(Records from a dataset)
+ + +
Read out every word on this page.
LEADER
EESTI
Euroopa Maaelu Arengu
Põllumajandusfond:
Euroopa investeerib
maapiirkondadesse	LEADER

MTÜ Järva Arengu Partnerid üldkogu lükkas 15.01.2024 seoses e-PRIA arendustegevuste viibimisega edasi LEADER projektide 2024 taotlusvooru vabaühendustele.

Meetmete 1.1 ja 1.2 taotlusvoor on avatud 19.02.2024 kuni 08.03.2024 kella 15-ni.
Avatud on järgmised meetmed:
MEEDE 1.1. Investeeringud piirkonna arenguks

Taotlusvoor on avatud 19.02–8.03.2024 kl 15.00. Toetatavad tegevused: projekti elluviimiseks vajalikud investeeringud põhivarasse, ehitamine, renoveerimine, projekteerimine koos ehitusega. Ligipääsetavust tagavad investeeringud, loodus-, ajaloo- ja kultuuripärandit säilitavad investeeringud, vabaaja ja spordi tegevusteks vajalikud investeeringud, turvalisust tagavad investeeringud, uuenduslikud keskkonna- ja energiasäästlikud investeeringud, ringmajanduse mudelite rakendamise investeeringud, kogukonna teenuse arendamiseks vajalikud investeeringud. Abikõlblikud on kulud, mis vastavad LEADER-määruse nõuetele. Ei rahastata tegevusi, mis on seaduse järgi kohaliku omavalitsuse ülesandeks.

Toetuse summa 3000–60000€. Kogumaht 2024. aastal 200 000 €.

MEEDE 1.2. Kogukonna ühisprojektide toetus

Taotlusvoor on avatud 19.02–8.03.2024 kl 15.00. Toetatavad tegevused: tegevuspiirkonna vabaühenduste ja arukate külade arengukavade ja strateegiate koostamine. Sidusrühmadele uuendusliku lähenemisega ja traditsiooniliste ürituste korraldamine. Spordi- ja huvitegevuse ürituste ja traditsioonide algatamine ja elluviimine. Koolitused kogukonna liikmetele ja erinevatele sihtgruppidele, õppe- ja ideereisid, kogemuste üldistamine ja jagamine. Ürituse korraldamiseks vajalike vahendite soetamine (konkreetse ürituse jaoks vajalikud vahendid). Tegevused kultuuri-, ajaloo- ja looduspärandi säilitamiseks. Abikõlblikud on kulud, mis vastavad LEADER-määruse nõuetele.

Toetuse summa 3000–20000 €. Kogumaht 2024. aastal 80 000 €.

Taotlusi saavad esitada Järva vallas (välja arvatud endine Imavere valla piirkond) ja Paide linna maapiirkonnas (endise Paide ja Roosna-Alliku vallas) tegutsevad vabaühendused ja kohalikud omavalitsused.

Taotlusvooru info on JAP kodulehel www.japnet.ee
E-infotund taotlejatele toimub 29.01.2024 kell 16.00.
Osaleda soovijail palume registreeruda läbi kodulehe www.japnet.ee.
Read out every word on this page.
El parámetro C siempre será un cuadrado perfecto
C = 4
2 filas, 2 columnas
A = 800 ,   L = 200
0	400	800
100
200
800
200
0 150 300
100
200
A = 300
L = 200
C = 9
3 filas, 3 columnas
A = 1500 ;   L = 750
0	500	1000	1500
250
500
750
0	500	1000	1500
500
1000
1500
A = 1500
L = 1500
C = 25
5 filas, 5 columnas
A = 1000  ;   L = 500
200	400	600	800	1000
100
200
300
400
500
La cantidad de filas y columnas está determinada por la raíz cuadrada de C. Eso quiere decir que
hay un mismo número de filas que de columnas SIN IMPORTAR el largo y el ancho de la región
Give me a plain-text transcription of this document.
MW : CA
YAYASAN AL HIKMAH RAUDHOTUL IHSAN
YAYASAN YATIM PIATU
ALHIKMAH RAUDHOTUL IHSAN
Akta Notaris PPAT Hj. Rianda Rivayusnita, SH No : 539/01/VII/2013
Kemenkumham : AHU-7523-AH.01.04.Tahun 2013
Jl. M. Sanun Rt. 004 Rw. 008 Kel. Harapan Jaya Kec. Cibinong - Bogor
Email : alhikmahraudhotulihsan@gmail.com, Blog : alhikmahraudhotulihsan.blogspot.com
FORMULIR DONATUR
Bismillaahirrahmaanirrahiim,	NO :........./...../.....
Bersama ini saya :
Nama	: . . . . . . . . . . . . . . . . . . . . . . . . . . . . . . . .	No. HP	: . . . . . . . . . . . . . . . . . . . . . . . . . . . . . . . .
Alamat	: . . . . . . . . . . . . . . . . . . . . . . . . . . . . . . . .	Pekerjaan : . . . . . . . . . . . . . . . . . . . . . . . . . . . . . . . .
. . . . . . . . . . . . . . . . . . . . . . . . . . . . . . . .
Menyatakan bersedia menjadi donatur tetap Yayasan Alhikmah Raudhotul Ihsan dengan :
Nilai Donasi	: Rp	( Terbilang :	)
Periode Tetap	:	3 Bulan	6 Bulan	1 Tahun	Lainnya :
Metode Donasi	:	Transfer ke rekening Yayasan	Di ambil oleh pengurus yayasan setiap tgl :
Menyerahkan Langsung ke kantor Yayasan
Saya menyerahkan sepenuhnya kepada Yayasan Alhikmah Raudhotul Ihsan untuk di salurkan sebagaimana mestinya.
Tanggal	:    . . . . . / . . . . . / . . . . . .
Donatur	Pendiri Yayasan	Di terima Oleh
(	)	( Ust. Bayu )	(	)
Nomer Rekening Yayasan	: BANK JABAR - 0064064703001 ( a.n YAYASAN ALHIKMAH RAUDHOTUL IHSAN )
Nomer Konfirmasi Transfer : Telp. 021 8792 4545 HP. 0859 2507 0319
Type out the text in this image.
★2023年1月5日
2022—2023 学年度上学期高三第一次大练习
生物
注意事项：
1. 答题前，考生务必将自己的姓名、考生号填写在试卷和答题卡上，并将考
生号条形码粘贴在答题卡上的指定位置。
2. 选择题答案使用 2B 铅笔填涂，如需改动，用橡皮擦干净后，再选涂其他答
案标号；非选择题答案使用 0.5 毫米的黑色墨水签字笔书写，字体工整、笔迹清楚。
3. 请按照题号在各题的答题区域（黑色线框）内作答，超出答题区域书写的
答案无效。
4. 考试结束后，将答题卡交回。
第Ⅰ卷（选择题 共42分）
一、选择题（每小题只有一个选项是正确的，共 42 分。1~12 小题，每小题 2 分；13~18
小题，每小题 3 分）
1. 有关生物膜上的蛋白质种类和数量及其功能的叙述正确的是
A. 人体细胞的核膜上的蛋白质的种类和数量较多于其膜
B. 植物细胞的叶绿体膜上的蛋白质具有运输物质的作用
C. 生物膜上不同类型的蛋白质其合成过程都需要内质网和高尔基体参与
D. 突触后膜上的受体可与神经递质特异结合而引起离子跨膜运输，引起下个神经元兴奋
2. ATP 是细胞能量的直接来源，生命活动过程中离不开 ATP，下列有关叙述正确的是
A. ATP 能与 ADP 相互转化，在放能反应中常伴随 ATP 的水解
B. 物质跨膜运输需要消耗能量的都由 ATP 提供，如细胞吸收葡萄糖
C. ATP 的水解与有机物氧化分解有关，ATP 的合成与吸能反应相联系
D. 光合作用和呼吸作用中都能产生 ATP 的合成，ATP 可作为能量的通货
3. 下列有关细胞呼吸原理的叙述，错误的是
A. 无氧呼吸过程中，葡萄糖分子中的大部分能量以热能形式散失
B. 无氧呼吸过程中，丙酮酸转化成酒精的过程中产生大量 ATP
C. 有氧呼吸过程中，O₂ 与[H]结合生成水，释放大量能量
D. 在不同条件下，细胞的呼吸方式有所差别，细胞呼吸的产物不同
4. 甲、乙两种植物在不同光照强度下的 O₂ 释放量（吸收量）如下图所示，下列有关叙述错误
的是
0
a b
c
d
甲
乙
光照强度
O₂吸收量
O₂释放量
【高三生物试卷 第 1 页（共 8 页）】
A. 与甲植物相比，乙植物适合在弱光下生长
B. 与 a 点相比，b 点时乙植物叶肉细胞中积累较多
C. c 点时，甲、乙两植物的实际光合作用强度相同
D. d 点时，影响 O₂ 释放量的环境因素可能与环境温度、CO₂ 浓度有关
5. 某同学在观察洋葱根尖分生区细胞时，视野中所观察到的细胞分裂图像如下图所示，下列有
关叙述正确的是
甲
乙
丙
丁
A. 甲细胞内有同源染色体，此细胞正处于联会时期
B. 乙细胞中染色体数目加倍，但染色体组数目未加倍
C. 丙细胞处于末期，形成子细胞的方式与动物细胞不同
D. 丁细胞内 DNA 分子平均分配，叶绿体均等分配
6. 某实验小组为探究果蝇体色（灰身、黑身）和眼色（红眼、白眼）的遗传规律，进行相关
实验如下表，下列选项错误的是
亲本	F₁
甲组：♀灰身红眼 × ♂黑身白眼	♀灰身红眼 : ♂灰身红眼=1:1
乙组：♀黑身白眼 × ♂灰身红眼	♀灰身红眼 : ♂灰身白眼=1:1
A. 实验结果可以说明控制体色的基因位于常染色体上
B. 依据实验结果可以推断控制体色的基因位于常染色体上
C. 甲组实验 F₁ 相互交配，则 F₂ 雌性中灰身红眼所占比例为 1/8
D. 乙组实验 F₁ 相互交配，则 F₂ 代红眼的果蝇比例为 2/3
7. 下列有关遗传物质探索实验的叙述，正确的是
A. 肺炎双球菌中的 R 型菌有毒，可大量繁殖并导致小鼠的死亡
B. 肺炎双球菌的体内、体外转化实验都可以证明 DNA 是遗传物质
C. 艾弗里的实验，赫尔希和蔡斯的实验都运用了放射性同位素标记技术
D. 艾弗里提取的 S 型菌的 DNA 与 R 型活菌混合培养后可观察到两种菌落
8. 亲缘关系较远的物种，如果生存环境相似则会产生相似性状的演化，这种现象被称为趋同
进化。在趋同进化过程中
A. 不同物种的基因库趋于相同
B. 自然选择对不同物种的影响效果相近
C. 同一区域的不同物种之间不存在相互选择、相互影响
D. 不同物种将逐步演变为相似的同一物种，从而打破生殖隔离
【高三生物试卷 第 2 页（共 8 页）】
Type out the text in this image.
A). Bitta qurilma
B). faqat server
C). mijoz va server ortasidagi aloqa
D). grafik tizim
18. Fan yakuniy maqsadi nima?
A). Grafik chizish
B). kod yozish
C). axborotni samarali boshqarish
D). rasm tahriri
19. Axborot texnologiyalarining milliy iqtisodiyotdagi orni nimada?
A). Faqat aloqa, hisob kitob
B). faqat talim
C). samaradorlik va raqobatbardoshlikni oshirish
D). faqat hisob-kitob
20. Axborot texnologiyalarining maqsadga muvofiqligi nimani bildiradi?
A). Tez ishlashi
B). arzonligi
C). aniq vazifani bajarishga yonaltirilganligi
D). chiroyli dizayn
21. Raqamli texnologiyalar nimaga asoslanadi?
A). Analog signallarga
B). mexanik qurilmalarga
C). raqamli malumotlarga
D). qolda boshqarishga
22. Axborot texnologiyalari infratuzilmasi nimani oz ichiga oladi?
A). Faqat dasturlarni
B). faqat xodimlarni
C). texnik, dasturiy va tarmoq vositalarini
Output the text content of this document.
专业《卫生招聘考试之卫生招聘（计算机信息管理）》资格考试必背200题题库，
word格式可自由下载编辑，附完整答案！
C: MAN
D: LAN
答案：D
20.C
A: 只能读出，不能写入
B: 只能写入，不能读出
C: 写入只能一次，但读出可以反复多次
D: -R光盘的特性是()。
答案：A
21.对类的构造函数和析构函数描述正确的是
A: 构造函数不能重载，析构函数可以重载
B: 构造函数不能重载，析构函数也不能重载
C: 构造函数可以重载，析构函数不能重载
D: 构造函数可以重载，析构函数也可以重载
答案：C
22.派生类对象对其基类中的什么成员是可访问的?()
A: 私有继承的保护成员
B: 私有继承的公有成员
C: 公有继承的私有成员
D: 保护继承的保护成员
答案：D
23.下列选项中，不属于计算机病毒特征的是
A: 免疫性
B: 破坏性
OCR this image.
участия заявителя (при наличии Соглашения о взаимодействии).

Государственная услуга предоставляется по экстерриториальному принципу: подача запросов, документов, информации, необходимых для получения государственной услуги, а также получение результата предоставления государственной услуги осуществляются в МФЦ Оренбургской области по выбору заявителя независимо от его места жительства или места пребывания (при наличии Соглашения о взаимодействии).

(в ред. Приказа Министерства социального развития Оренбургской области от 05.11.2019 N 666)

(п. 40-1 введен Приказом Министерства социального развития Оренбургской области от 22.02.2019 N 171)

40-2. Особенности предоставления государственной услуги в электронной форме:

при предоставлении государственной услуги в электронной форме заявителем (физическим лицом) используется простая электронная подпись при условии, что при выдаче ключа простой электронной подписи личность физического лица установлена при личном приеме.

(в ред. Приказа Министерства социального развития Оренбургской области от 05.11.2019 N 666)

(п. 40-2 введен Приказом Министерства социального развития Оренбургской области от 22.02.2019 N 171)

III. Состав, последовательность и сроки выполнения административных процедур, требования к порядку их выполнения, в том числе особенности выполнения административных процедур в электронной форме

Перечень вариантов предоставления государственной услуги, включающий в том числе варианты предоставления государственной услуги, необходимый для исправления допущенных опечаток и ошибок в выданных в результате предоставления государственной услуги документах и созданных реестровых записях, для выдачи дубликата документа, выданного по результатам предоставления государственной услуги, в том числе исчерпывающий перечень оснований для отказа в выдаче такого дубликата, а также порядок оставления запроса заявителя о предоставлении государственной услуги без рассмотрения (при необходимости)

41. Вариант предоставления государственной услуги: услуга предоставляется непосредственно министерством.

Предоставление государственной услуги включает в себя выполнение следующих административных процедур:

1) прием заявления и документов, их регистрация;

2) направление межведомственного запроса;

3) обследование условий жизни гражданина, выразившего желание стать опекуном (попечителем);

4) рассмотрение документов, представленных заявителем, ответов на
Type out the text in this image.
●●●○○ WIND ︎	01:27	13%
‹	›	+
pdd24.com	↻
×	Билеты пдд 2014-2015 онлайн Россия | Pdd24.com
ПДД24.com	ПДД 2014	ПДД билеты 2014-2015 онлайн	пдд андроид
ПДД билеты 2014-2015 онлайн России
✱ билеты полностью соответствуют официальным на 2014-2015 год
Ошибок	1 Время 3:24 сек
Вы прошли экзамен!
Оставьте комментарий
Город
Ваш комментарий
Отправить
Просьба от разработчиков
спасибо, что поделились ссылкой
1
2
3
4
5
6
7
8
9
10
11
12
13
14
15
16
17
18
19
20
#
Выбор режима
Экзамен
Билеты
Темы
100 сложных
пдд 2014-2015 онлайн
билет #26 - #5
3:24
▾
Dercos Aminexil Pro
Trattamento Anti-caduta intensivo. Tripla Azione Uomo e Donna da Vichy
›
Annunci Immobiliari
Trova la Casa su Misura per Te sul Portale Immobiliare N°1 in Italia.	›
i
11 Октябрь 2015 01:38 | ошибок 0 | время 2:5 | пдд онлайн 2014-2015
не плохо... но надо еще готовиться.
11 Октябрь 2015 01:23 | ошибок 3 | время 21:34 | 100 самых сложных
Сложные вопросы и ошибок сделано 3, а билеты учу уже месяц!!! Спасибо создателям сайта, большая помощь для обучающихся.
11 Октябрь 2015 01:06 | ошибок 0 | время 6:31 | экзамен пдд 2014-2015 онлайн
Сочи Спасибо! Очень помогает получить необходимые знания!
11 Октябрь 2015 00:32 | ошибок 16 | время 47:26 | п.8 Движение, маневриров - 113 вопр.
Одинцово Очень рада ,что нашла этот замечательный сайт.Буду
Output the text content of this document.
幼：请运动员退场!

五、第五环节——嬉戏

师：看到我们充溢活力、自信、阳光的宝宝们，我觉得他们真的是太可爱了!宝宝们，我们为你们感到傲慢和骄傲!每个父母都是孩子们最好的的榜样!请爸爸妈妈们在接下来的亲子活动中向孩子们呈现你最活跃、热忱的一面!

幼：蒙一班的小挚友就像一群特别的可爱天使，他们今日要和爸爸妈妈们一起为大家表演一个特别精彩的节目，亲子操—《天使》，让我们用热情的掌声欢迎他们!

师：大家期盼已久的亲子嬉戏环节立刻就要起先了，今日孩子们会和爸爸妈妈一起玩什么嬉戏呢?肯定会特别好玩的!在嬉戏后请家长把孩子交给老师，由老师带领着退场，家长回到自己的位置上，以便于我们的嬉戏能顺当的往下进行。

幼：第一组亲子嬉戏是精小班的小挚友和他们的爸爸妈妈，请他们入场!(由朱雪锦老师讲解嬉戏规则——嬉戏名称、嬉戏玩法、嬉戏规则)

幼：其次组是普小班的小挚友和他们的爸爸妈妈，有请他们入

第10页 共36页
+ + +
WHAT THE TASK REQUIRES.
Find all lines where the word "Toetuse" appears. Copy them.

REPLY.
Toetuse summa 3000–60000€. Kogumaht 2024. aastal 200 000 €.
Toetuse summa 3000–20000 €. Kogumaht 2024. aastal 80 000 €.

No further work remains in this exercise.